Dataset entries:
::::::::

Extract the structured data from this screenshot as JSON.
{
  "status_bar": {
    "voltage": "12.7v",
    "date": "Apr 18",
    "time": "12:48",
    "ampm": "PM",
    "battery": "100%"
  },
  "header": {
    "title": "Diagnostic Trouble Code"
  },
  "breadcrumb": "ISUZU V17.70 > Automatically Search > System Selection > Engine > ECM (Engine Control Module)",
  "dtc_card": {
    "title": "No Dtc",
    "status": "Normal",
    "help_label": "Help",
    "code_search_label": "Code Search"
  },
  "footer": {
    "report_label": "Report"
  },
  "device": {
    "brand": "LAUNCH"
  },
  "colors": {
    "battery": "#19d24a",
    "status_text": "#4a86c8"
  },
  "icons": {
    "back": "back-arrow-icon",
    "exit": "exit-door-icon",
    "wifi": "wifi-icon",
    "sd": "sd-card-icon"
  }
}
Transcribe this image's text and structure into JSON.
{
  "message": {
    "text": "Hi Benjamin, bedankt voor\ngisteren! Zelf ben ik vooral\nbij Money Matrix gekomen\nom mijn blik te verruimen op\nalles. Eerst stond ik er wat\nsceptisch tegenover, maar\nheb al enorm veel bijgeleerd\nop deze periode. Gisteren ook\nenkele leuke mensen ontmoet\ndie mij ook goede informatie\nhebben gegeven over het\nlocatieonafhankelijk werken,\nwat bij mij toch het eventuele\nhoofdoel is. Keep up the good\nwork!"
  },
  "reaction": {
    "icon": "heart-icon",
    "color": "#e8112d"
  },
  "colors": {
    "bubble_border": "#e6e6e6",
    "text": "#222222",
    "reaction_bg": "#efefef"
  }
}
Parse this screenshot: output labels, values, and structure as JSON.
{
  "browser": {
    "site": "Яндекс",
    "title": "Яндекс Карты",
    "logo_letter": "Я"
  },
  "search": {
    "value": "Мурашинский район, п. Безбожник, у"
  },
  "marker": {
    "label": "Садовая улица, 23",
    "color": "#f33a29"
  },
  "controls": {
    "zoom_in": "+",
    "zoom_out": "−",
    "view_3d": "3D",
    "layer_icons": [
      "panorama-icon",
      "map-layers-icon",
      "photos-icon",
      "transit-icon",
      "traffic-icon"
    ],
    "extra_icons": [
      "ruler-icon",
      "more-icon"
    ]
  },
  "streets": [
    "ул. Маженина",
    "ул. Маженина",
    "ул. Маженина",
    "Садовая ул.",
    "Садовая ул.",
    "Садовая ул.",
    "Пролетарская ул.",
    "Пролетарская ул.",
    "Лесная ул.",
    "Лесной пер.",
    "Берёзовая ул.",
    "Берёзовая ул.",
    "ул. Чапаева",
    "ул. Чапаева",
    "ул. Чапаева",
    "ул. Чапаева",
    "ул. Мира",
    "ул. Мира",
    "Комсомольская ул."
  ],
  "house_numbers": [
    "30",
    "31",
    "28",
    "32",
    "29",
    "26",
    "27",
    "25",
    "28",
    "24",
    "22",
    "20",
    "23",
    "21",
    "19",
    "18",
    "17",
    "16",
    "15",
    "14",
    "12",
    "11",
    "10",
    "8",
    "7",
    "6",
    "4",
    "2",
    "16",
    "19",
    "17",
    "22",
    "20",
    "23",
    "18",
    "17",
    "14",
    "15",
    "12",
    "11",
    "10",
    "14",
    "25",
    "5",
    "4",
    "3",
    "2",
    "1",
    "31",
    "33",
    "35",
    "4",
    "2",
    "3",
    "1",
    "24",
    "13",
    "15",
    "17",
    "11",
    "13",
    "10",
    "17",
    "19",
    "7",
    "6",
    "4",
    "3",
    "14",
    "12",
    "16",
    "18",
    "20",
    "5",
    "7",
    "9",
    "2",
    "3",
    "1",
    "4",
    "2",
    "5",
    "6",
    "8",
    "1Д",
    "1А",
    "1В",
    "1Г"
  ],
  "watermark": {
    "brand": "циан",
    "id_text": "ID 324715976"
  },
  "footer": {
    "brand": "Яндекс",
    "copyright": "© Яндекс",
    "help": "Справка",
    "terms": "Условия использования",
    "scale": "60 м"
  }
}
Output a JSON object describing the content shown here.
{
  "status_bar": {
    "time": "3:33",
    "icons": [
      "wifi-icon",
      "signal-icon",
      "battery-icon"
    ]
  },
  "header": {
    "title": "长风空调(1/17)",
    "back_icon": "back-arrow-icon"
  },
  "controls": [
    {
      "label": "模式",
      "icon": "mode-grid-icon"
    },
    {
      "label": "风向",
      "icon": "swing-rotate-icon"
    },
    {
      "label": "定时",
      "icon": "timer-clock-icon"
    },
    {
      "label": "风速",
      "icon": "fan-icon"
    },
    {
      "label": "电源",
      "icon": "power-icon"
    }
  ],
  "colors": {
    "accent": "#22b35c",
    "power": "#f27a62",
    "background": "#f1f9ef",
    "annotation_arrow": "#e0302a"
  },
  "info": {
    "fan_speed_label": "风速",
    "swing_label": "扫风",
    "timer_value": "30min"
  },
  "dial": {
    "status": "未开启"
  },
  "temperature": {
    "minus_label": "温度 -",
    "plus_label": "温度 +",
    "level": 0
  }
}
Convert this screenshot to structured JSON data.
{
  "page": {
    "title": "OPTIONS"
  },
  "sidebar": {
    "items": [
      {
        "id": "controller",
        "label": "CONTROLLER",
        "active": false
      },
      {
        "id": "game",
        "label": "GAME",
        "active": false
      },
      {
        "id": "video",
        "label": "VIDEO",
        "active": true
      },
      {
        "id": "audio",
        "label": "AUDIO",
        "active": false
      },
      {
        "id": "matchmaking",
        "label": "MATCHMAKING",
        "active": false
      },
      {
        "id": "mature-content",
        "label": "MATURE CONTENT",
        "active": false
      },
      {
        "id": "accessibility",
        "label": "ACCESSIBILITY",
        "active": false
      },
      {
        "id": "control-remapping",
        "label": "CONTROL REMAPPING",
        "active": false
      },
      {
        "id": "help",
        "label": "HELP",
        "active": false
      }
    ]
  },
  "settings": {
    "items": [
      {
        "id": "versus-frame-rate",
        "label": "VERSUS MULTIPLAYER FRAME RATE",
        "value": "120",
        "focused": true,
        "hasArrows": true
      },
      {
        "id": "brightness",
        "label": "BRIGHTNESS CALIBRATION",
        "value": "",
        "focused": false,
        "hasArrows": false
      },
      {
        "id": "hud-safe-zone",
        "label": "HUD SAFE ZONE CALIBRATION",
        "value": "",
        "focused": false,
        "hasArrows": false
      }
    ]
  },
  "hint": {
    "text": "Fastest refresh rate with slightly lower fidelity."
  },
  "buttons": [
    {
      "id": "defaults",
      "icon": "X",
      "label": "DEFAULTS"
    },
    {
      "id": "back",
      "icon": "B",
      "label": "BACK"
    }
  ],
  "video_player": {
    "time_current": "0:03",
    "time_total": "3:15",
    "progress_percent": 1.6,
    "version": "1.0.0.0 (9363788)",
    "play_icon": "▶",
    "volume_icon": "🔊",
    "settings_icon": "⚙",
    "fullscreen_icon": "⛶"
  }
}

::::::::

• [Goal] Each record must be returned exactly as it is written.

• [Complete output]
Extract the structured data from this screenshot as JSON.
{
  "status_bar": {
    "voltage": "12.7v",
    "date": "Apr 18",
    "time": "12:48",
    "ampm": "PM",
    "battery": "100%"
  },
  "header": {
    "title": "Diagnostic Trouble Code"
  },
  "breadcrumb": "ISUZU V17.70 > Automatically Search > System Selection > Engine > ECM (Engine Control Module)",
  "dtc_card": {
    "title": "No Dtc",
    "status": "Normal",
    "help_label": "Help",
    "code_search_label": "Code Search"
  },
  "footer": {
    "report_label": "Report"
  },
  "device": {
    "brand": "LAUNCH"
  },
  "colors": {
    "battery": "#19d24a",
    "status_text": "#4a86c8"
  },
  "icons": {
    "back": "back-arrow-icon",
    "exit": "exit-door-icon",
    "wifi": "wifi-icon",
    "sd": "sd-card-icon"
  }
}
Transcribe this image's text and structure into JSON.
{
  "message": {
    "text": "Hi Benjamin, bedankt voor\ngisteren! Zelf ben ik vooral\nbij Money Matrix gekomen\nom mijn blik te verruimen op\nalles. Eerst stond ik er wat\nsceptisch tegenover, maar\nheb al enorm veel bijgeleerd\nop deze periode. Gisteren ook\nenkele leuke mensen ontmoet\ndie mij ook goede informatie\nhebben gegeven over het\nlocatieonafhankelijk werken,\nwat bij mij toch het eventuele\nhoofdoel is. Keep up the good\nwork!"
  },
  "reaction": {
    "icon": "heart-icon",
    "color": "#e8112d"
  },
  "colors": {
    "bubble_border": "#e6e6e6",
    "text": "#222222",
    "reaction_bg": "#efefef"
  }
}
Parse this screenshot: output labels, values, and structure as JSON.
{
  "browser": {
    "site": "Яндекс",
    "title": "Яндекс Карты",
    "logo_letter": "Я"
  },
  "search": {
    "value": "Мурашинский район, п. Безбожник, у"
  },
  "marker": {
    "label": "Садовая улица, 23",
    "color": "#f33a29"
  },
  "controls": {
    "zoom_in": "+",
    "zoom_out": "−",
    "view_3d": "3D",
    "layer_icons": [
      "panorama-icon",
      "map-layers-icon",
      "photos-icon",
      "transit-icon",
      "traffic-icon"
    ],
    "extra_icons": [
      "ruler-icon",
      "more-icon"
    ]
  },
  "streets": [
    "ул. Маженина",
    "ул. Маженина",
    "ул. Маженина",
    "Садовая ул.",
    "Садовая ул.",
    "Садовая ул.",
    "Пролетарская ул.",
    "Пролетарская ул.",
    "Лесная ул.",
    "Лесной пер.",
    "Берёзовая ул.",
    "Берёзовая ул.",
    "ул. Чапаева",
    "ул. Чапаева",
    "ул. Чапаева",
    "ул. Чапаева",
    "ул. Мира",
    "ул. Мира",
    "Комсомольская ул."
  ],
  "house_numbers": [
    "30",
    "31",
    "28",
    "32",
    "29",
    "26",
    "27",
    "25",
    "28",
    "24",
    "22",
    "20",
    "23",
    "21",
    "19",
    "18",
    "17",
    "16",
    "15",
    "14",
    "12",
    "11",
    "10",
    "8",
    "7",
    "6",
    "4",
    "2",
    "16",
    "19",
    "17",
    "22",
    "20",
    "23",
    "18",
    "17",
    "14",
    "15",
    "12",
    "11",
    "10",
    "14",
    "25",
    "5",
    "4",
    "3",
    "2",
    "1",
    "31",
    "33",
    "35",
    "4",
    "2",
    "3",
    "1",
    "24",
    "13",
    "15",
    "17",
    "11",
    "13",
    "10",
    "17",
    "19",
    "7",
    "6",
    "4",
    "3",
    "14",
    "12",
    "16",
    "18",
    "20",
    "5",
    "7",
    "9",
    "2",
    "3",
    "1",
    "4",
    "2",
    "5",
    "6",
    "8",
    "1Д",
    "1А",
    "1В",
    "1Г"
  ],
  "watermark": {
    "brand": "циан",
    "id_text": "ID 324715976"
  },
  "footer": {
    "brand": "Яндекс",
    "copyright": "© Яндекс",
    "help": "Справка",
    "terms": "Условия использования",
    "scale": "60 м"
  }
}
Output a JSON object describing the content shown here.
{
  "status_bar": {
    "time": "3:33",
    "icons": [
      "wifi-icon",
      "signal-icon",
      "battery-icon"
    ]
  },
  "header": {
    "title": "长风空调(1/17)",
    "back_icon": "back-arrow-icon"
  },
  "controls": [
    {
      "label": "模式",
      "icon": "mode-grid-icon"
    },
    {
      "label": "风向",
      "icon": "swing-rotate-icon"
    },
    {
      "label": "定时",
      "icon": "timer-clock-icon"
    },
    {
      "label": "风速",
      "icon": "fan-icon"
    },
    {
      "label": "电源",
      "icon": "power-icon"
    }
  ],
  "colors": {
    "accent": "#22b35c",
    "power": "#f27a62",
    "background": "#f1f9ef",
    "annotation_arrow": "#e0302a"
  },
  "info": {
    "fan_speed_label": "风速",
    "swing_label": "扫风",
    "timer_value": "30min"
  },
  "dial": {
    "status": "未开启"
  },
  "temperature": {
    "minus_label": "温度 -",
    "plus_label": "温度 +",
    "level": 0
  }
}
Convert this screenshot to structured JSON data.
{
  "page": {
    "title": "OPTIONS"
  },
  "sidebar": {
    "items": [
      {
        "id": "controller",
        "label": "CONTROLLER",
        "active": false
      },
      {
        "id": "game",
        "label": "GAME",
        "active": false
      },
      {
        "id": "video",
        "label": "VIDEO",
        "active": true
      },
      {
        "id": "audio",
        "label": "AUDIO",
        "active": false
      },
      {
        "id": "matchmaking",
        "label": "MATCHMAKING",
        "active": false
      },
      {
        "id": "mature-content",
        "label": "MATURE CONTENT",
        "active": false
      },
      {
        "id": "accessibility",
        "label": "ACCESSIBILITY",
        "active": false
      },
      {
        "id": "control-remapping",
        "label": "CONTROL REMAPPING",
        "active": false
      },
      {
        "id": "help",
        "label": "HELP",
        "active": false
      }
    ]
  },
  "settings": {
    "items": [
      {
        "id": "versus-frame-rate",
        "label": "VERSUS MULTIPLAYER FRAME RATE",
        "value": "120",
        "focused": true,
        "hasArrows": true
      },
      {
        "id": "brightness",
        "label": "BRIGHTNESS CALIBRATION",
        "value": "",
        "focused": false,
        "hasArrows": false
      },
      {
        "id": "hud-safe-zone",
        "label": "HUD SAFE ZONE CALIBRATION",
        "value": "",
        "focused": false,
        "hasArrows": false
      }
    ]
  },
  "hint": {
    "text": "Fastest refresh rate with slightly lower fidelity."
  },
  "buttons": [
    {
      "id": "defaults",
      "icon": "X",
      "label": "DEFAULTS"
    },
    {
      "id": "back",
      "icon": "B",
      "label": "BACK"
    }
  ],
  "video_player": {
    "time_current": "0:03",
    "time_total": "3:15",
    "progress_percent": 1.6,
    "version": "1.0.0.0 (9363788)",
    "play_icon": "▶",
    "volume_icon": "🔊",
    "settings_icon": "⚙",
    "fullscreen_icon": "⛶"
  }
}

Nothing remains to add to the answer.